Report only the number of lines that hold the word "Droplets".

++++ Source data ++++

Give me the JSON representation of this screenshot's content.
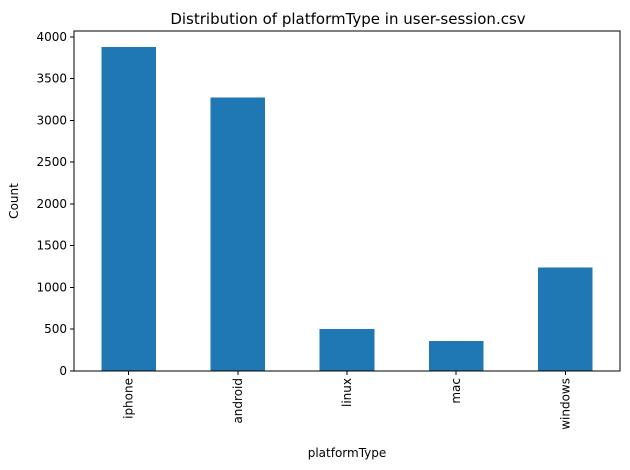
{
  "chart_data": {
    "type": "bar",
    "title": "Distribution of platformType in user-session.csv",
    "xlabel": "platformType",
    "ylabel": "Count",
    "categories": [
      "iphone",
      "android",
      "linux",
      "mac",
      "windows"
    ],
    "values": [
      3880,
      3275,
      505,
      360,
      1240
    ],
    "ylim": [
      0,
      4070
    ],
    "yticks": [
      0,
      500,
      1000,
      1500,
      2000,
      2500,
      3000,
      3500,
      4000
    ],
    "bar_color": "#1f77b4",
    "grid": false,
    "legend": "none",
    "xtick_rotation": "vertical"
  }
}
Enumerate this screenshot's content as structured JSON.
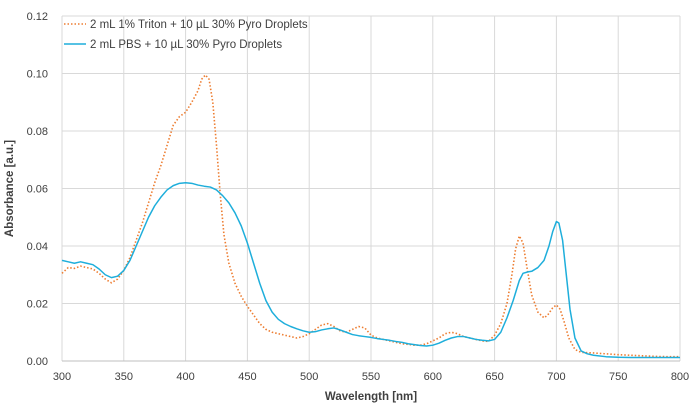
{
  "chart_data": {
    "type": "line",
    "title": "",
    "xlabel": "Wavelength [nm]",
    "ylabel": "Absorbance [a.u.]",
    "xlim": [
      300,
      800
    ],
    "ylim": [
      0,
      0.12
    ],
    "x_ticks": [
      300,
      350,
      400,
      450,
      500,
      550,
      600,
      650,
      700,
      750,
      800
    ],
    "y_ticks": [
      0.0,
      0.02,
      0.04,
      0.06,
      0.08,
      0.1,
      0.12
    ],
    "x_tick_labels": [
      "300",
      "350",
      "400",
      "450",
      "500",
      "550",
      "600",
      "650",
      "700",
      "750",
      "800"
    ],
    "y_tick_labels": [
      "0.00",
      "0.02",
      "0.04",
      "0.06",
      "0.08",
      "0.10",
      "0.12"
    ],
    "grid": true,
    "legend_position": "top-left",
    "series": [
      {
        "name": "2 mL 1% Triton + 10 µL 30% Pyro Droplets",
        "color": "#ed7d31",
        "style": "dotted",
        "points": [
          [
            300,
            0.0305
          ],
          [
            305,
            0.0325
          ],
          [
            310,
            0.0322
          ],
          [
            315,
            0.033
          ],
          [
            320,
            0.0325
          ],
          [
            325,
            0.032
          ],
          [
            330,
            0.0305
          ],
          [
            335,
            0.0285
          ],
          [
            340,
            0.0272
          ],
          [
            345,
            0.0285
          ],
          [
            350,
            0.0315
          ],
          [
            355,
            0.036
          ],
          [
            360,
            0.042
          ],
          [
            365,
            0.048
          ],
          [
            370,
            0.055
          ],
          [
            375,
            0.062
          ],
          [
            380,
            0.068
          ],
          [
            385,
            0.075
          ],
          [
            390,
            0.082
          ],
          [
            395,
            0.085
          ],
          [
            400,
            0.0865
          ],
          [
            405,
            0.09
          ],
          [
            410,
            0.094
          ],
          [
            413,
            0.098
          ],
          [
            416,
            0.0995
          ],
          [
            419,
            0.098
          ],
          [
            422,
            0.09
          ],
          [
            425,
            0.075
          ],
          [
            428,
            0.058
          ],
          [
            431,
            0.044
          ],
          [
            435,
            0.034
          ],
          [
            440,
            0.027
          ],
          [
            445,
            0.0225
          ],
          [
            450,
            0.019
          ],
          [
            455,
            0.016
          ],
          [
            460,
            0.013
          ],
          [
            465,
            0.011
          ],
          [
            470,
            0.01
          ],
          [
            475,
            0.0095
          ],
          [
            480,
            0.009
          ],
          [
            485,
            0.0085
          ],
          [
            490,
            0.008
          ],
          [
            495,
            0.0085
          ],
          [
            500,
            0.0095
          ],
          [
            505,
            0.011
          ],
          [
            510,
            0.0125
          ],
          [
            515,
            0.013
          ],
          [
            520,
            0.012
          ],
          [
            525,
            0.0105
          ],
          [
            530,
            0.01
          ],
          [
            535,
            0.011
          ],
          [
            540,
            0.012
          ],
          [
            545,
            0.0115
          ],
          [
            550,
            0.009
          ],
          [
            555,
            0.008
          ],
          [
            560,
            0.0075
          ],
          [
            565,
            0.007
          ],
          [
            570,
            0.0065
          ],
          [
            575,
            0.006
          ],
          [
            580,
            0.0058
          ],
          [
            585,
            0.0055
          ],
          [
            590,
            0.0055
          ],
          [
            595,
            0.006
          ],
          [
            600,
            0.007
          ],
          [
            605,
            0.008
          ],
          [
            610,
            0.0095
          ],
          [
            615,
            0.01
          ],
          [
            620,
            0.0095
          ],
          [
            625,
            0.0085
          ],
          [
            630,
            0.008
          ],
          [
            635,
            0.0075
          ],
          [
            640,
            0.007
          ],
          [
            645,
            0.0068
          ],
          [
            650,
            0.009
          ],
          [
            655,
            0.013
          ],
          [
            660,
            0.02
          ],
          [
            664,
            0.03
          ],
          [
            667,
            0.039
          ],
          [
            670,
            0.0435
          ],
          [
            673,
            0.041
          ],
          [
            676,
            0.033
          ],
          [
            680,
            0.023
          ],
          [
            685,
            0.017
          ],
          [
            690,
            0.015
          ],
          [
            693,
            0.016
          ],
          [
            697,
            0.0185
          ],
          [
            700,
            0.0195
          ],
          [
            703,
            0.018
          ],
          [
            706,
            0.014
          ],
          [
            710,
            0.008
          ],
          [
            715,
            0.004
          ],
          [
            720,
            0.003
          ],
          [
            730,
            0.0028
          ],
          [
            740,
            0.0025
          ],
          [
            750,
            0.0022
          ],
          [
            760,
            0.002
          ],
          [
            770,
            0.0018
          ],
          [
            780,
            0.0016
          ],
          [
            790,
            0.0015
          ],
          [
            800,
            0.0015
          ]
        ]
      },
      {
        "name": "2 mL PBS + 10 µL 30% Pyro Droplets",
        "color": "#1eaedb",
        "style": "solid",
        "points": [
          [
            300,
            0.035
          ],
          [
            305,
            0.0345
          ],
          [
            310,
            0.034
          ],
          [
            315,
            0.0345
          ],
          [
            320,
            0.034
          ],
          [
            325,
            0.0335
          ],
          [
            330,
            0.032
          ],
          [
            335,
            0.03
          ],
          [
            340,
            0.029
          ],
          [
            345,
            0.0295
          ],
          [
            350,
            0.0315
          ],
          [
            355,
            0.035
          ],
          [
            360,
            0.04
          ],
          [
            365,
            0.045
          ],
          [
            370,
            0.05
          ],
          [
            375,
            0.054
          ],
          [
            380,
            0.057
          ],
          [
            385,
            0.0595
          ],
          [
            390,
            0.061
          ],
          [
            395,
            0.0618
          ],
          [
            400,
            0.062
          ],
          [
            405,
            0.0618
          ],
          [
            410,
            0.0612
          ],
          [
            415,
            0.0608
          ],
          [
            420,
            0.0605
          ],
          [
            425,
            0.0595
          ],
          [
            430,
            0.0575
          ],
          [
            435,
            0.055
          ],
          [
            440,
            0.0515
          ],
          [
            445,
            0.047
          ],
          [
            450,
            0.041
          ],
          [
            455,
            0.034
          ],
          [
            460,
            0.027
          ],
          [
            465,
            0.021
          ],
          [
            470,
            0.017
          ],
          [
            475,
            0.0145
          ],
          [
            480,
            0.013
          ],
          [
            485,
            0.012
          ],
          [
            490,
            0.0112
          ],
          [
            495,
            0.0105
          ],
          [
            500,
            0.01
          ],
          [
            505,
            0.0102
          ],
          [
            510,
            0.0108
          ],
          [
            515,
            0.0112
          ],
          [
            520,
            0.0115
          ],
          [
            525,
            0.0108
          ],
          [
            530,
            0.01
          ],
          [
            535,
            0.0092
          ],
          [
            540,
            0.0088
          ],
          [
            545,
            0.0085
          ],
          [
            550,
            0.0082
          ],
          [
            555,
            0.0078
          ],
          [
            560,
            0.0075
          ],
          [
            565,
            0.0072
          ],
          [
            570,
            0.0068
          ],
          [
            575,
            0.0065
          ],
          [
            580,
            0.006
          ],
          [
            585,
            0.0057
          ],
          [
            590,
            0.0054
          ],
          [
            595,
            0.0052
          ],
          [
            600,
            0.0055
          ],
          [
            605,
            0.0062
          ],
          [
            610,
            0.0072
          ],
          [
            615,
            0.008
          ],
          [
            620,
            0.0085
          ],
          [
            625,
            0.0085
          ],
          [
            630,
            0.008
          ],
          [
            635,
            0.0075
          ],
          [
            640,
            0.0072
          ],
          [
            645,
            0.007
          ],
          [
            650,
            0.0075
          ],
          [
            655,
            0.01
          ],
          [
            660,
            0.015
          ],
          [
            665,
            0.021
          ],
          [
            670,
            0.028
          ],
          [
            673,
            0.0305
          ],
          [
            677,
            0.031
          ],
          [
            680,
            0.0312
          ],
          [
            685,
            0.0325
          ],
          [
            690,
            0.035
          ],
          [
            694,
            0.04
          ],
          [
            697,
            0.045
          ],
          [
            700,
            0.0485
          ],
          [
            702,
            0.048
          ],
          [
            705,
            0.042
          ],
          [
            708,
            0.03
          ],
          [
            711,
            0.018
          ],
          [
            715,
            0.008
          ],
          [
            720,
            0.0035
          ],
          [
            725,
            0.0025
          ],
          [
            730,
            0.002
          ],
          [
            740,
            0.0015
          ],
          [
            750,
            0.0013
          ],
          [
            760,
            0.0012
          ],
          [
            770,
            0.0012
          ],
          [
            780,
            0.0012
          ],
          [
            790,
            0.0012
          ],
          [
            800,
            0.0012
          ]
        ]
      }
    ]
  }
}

++++

- [Response to the task]:
2